• **Records shown**:
──────────────────────────────

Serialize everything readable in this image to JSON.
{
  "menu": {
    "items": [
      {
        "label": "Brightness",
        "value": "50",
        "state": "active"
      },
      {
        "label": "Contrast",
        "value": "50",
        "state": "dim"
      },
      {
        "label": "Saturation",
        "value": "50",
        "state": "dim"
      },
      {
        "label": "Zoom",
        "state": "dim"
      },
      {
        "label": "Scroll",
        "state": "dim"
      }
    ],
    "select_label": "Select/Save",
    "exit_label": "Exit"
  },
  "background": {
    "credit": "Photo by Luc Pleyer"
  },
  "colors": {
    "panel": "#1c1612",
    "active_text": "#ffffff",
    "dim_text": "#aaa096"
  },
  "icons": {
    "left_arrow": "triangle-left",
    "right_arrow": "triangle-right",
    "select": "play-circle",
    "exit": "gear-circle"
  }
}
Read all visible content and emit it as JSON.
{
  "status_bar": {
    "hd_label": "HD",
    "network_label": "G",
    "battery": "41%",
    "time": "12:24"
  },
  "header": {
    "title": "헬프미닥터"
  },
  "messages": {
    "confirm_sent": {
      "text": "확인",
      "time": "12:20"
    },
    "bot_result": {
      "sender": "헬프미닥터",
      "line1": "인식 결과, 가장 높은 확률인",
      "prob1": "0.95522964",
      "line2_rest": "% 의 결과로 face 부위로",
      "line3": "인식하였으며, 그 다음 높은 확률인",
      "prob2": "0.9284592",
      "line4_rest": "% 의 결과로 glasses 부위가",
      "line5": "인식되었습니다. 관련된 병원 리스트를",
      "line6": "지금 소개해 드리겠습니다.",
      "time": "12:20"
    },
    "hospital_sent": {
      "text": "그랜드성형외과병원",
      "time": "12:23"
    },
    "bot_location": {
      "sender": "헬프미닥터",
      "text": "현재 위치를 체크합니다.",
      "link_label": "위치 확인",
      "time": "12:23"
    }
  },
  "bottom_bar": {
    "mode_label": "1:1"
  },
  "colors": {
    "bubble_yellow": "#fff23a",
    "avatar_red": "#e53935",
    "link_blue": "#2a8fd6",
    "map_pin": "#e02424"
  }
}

──────────────────────────────

• **Task goal**: Repeat every line of the material exactly as given.

• **Answer below**:
Serialize everything readable in this image to JSON.
{
  "menu": {
    "items": [
      {
        "label": "Brightness",
        "value": "50",
        "state": "active"
      },
      {
        "label": "Contrast",
        "value": "50",
        "state": "dim"
      },
      {
        "label": "Saturation",
        "value": "50",
        "state": "dim"
      },
      {
        "label": "Zoom",
        "state": "dim"
      },
      {
        "label": "Scroll",
        "state": "dim"
      }
    ],
    "select_label": "Select/Save",
    "exit_label": "Exit"
  },
  "background": {
    "credit": "Photo by Luc Pleyer"
  },
  "colors": {
    "panel": "#1c1612",
    "active_text": "#ffffff",
    "dim_text": "#aaa096"
  },
  "icons": {
    "left_arrow": "triangle-left",
    "right_arrow": "triangle-right",
    "select": "play-circle",
    "exit": "gear-circle"
  }
}
Read all visible content and emit it as JSON.
{
  "status_bar": {
    "hd_label": "HD",
    "network_label": "G",
    "battery": "41%",
    "time": "12:24"
  },
  "header": {
    "title": "헬프미닥터"
  },
  "messages": {
    "confirm_sent": {
      "text": "확인",
      "time": "12:20"
    },
    "bot_result": {
      "sender": "헬프미닥터",
      "line1": "인식 결과, 가장 높은 확률인",
      "prob1": "0.95522964",
      "line2_rest": "% 의 결과로 face 부위로",
      "line3": "인식하였으며, 그 다음 높은 확률인",
      "prob2": "0.9284592",
      "line4_rest": "% 의 결과로 glasses 부위가",
      "line5": "인식되었습니다. 관련된 병원 리스트를",
      "line6": "지금 소개해 드리겠습니다.",
      "time": "12:20"
    },
    "hospital_sent": {
      "text": "그랜드성형외과병원",
      "time": "12:23"
    },
    "bot_location": {
      "sender": "헬프미닥터",
      "text": "현재 위치를 체크합니다.",
      "link_label": "위치 확인",
      "time": "12:23"
    }
  },
  "bottom_bar": {
    "mode_label": "1:1"
  },
  "colors": {
    "bubble_yellow": "#fff23a",
    "avatar_red": "#e53935",
    "link_blue": "#2a8fd6",
    "map_pin": "#e02424"
  }
}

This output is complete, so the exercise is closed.